### Set task
Take the material and output all of it exactly.

### Input data
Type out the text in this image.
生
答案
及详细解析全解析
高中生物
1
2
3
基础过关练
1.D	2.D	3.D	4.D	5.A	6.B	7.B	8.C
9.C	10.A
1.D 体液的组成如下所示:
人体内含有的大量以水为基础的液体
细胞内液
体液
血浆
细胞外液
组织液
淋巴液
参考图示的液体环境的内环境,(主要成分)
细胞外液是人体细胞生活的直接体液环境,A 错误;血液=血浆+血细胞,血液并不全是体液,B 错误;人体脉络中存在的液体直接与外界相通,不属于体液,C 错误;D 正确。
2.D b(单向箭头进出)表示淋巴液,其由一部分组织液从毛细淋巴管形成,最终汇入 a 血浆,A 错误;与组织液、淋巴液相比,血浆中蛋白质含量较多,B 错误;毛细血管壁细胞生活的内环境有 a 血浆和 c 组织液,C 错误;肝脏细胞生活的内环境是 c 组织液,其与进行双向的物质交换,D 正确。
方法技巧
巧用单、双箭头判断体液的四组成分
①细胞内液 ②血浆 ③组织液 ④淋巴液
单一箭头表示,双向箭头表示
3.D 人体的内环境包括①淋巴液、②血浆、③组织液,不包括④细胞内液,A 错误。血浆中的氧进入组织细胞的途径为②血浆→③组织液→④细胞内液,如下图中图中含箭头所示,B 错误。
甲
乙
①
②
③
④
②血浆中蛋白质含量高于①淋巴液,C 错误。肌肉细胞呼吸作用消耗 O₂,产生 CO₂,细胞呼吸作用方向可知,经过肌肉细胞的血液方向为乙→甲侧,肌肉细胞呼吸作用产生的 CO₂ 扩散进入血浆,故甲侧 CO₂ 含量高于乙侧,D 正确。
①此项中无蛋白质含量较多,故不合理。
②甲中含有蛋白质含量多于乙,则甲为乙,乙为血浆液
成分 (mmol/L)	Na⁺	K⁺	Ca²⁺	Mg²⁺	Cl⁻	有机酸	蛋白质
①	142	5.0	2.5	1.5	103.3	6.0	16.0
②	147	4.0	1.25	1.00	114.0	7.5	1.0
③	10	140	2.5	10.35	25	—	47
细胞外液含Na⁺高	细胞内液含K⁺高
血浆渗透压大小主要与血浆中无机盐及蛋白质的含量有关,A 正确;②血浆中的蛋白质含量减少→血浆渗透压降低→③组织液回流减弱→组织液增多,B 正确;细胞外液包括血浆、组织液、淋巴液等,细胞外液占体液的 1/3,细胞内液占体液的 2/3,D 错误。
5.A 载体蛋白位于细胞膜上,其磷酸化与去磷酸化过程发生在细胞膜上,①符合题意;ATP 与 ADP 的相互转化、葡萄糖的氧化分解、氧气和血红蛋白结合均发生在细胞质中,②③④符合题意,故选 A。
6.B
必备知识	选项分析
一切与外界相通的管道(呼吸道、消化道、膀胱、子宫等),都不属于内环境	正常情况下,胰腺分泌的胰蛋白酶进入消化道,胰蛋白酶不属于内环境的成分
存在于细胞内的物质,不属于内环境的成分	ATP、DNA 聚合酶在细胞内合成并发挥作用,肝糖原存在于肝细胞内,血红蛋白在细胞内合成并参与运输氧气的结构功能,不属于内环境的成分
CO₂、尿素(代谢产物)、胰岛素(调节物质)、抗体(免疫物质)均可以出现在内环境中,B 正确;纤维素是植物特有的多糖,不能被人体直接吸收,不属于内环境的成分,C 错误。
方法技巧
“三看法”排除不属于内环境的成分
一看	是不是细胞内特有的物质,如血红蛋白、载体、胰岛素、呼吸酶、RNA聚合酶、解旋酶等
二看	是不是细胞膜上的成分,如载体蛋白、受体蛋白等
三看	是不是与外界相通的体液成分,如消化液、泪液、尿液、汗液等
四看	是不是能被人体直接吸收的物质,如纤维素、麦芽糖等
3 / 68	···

### Solution
Type out the text in this image.
生
答案
及详细解析全解析
高中生物
1
2
3
基础过关练
1.D	2.D	3.D	4.D	5.A	6.B	7.B	8.C
9.C	10.A
1.D 体液的组成如下所示:
人体内含有的大量以水为基础的液体
细胞内液
体液
血浆
细胞外液
组织液
淋巴液
参考图示的液体环境的内环境,(主要成分)
细胞外液是人体细胞生活的直接体液环境,A 错误;血液=血浆+血细胞,血液并不全是体液,B 错误;人体脉络中存在的液体直接与外界相通,不属于体液,C 错误;D 正确。
2.D b(单向箭头进出)表示淋巴液,其由一部分组织液从毛细淋巴管形成,最终汇入 a 血浆,A 错误;与组织液、淋巴液相比,血浆中蛋白质含量较多,B 错误;毛细血管壁细胞生活的内环境有 a 血浆和 c 组织液,C 错误;肝脏细胞生活的内环境是 c 组织液,其与进行双向的物质交换,D 正确。
方法技巧
巧用单、双箭头判断体液的四组成分
①细胞内液 ②血浆 ③组织液 ④淋巴液
单一箭头表示,双向箭头表示
3.D 人体的内环境包括①淋巴液、②血浆、③组织液,不包括④细胞内液,A 错误。血浆中的氧进入组织细胞的途径为②血浆→③组织液→④细胞内液,如下图中图中含箭头所示,B 错误。
甲
乙
①
②
③
④
②血浆中蛋白质含量高于①淋巴液,C 错误。肌肉细胞呼吸作用消耗 O₂,产生 CO₂,细胞呼吸作用方向可知,经过肌肉细胞的血液方向为乙→甲侧,肌肉细胞呼吸作用产生的 CO₂ 扩散进入血浆,故甲侧 CO₂ 含量高于乙侧,D 正确。
①此项中无蛋白质含量较多,故不合理。
②甲中含有蛋白质含量多于乙,则甲为乙,乙为血浆液
成分 (mmol/L)	Na⁺	K⁺	Ca²⁺	Mg²⁺	Cl⁻	有机酸	蛋白质
①	142	5.0	2.5	1.5	103.3	6.0	16.0
②	147	4.0	1.25	1.00	114.0	7.5	1.0
③	10	140	2.5	10.35	25	—	47
细胞外液含Na⁺高	细胞内液含K⁺高
血浆渗透压大小主要与血浆中无机盐及蛋白质的含量有关,A 正确;②血浆中的蛋白质含量减少→血浆渗透压降低→③组织液回流减弱→组织液增多,B 正确;细胞外液包括血浆、组织液、淋巴液等,细胞外液占体液的 1/3,细胞内液占体液的 2/3,D 错误。
5.A 载体蛋白位于细胞膜上,其磷酸化与去磷酸化过程发生在细胞膜上,①符合题意;ATP 与 ADP 的相互转化、葡萄糖的氧化分解、氧气和血红蛋白结合均发生在细胞质中,②③④符合题意,故选 A。
6.B
必备知识	选项分析
一切与外界相通的管道(呼吸道、消化道、膀胱、子宫等),都不属于内环境	正常情况下,胰腺分泌的胰蛋白酶进入消化道,胰蛋白酶不属于内环境的成分
存在于细胞内的物质,不属于内环境的成分	ATP、DNA 聚合酶在细胞内合成并发挥作用,肝糖原存在于肝细胞内,血红蛋白在细胞内合成并参与运输氧气的结构功能,不属于内环境的成分
CO₂、尿素(代谢产物)、胰岛素(调节物质)、抗体(免疫物质)均可以出现在内环境中,B 正确;纤维素是植物特有的多糖,不能被人体直接吸收,不属于内环境的成分,C 错误。
方法技巧
“三看法”排除不属于内环境的成分
一看	是不是细胞内特有的物质,如血红蛋白、载体、胰岛素、呼吸酶、RNA聚合酶、解旋酶等
二看	是不是细胞膜上的成分,如载体蛋白、受体蛋白等
三看	是不是与外界相通的体液成分,如消化液、泪液、尿液、汗液等
四看	是不是能被人体直接吸收的物质,如纤维素、麦芽糖等
3 / 68	···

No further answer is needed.